■ Stated problem: For every line in the data below that contains "perl", copy the line.

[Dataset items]
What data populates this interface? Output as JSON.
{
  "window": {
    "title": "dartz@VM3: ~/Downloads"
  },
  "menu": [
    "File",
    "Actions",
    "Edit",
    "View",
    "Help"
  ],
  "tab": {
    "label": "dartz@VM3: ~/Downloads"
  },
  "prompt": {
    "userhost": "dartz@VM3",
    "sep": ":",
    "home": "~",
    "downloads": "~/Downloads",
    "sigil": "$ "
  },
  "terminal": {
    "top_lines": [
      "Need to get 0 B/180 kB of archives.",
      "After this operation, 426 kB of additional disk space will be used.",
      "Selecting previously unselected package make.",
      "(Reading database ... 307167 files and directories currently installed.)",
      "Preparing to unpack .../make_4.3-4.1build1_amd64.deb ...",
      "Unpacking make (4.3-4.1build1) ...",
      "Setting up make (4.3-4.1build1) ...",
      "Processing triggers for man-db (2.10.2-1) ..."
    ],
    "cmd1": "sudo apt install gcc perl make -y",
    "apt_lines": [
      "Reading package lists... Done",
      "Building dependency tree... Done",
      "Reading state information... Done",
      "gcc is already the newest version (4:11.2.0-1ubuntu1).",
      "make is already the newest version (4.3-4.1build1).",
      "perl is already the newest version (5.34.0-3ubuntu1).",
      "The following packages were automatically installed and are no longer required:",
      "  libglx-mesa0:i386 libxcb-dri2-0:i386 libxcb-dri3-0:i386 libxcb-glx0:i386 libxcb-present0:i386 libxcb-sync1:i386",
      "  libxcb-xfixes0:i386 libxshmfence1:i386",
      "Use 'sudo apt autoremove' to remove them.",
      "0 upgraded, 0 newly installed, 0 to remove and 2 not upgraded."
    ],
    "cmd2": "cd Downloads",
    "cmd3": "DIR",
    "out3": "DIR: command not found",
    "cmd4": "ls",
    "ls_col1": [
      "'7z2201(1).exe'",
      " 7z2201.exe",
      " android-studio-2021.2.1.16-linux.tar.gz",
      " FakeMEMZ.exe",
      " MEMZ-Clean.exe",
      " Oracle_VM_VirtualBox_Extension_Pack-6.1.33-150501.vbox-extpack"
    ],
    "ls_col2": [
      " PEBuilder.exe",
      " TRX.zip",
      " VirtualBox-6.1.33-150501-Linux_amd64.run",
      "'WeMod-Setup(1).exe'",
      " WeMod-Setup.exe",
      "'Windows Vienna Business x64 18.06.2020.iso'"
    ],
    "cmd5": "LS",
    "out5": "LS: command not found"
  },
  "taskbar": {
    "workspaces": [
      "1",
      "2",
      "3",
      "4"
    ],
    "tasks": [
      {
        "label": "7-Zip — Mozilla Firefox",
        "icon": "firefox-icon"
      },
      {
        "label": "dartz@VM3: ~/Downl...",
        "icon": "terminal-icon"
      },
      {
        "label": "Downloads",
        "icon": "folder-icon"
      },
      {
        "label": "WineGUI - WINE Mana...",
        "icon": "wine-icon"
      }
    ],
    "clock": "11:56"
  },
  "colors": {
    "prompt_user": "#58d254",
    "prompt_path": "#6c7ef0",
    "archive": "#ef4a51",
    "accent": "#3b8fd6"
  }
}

■ Finished answer:
    "cmd1": "sudo apt install gcc perl make -y",
      "perl is already the newest version (5.34.0-3ubuntu1).",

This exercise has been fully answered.